---------- EXERCISE INPUTS
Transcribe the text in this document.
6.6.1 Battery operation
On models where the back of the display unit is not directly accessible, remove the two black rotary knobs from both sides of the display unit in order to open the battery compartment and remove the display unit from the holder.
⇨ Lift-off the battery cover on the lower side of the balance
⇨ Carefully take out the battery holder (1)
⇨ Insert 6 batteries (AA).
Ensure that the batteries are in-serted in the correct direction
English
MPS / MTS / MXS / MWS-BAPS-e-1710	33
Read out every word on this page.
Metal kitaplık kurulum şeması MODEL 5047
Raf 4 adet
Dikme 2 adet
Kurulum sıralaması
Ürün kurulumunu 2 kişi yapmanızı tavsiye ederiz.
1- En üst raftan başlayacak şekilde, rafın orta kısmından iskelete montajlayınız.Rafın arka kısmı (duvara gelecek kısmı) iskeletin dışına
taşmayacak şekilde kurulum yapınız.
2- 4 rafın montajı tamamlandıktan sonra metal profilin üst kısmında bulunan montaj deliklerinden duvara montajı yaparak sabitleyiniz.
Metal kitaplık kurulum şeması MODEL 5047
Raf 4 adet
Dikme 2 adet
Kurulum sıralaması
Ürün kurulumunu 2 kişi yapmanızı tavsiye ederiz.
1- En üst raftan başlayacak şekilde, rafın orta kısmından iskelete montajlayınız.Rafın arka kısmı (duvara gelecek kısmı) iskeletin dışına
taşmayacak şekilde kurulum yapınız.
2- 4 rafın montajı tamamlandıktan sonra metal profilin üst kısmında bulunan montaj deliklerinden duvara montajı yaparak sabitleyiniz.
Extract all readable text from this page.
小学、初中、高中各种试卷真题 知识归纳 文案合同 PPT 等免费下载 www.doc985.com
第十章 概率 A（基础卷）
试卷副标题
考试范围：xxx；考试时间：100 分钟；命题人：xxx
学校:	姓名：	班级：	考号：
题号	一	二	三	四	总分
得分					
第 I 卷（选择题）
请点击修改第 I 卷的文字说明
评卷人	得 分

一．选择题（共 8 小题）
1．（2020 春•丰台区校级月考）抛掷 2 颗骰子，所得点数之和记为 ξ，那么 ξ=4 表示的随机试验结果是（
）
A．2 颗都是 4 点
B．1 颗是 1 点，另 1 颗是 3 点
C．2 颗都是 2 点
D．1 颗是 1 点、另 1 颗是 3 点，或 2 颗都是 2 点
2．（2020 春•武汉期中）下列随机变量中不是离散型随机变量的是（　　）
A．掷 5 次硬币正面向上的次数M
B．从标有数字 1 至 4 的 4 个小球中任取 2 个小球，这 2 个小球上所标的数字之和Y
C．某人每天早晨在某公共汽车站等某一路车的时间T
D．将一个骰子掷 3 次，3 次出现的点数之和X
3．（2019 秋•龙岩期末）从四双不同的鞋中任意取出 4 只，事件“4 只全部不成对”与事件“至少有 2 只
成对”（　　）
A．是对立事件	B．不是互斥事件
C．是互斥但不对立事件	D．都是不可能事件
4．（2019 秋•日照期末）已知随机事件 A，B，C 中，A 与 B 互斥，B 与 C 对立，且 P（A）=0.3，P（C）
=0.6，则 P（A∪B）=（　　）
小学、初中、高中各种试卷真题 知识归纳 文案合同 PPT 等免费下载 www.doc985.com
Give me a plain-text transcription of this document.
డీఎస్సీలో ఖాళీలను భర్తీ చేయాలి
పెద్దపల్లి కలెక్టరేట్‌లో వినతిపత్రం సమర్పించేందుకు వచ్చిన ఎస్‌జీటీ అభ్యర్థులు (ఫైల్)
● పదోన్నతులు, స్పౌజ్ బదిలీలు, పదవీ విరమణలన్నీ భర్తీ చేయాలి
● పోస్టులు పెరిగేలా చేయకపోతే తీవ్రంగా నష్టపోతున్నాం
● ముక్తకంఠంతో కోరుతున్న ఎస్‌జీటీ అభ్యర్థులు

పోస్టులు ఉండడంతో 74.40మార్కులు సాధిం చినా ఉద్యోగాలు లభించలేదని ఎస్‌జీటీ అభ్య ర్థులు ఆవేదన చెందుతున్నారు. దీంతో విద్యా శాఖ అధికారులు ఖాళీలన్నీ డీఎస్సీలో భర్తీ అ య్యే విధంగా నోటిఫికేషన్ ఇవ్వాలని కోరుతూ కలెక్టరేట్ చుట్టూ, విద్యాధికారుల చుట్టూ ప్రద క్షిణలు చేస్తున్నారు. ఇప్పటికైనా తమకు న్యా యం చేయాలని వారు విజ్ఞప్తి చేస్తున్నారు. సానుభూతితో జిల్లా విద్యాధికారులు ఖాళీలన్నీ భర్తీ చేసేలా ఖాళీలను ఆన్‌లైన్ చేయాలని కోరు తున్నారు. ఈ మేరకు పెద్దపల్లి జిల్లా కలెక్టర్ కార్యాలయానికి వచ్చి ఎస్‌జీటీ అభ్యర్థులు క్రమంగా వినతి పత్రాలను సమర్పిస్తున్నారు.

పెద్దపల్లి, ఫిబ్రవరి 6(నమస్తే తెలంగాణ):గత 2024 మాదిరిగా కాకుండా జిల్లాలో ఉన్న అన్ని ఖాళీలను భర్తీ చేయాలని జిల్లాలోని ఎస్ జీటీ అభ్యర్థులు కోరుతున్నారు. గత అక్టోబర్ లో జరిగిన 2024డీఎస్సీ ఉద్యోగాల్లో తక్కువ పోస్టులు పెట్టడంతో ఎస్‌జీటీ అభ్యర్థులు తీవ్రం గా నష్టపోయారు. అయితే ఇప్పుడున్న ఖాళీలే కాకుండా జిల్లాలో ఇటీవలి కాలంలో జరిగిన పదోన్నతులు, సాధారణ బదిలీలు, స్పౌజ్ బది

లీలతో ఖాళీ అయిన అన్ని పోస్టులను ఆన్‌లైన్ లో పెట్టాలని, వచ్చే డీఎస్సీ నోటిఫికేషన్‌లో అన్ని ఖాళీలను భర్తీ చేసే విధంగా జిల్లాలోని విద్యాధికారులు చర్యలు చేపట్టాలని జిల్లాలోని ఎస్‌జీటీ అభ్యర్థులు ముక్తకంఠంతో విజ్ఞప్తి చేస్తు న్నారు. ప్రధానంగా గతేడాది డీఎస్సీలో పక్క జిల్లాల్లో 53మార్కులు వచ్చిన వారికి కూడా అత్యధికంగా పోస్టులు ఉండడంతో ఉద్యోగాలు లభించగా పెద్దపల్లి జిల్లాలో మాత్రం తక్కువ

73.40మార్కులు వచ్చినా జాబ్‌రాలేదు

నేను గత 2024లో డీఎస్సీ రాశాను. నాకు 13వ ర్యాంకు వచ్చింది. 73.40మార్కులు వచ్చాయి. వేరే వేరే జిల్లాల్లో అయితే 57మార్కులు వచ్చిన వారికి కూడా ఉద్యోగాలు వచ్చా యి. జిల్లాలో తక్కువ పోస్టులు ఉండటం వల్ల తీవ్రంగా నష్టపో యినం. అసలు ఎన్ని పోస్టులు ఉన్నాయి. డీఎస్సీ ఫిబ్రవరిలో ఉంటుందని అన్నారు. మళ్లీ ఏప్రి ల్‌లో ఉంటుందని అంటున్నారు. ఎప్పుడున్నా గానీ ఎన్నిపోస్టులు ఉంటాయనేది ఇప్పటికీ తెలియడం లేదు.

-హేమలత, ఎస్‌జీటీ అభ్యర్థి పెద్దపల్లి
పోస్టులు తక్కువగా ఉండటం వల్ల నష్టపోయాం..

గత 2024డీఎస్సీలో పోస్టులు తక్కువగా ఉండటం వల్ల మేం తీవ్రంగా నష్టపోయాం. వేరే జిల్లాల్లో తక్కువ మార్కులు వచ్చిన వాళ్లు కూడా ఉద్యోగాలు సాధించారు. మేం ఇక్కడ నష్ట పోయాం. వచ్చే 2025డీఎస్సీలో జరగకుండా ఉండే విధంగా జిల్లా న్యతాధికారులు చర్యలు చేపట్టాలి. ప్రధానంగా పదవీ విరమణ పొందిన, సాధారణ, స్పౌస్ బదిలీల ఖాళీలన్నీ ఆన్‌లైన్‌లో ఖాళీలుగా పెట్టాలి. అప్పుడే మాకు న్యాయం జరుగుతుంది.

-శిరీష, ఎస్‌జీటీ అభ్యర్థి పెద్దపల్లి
--------------------
• **WORK REQUIRED**: Find the word "document" in the data and copy out each line where it turns up.

• **TASK RESPONSE**:
Transcribe the text in this document.
Give me a plain-text transcription of this document.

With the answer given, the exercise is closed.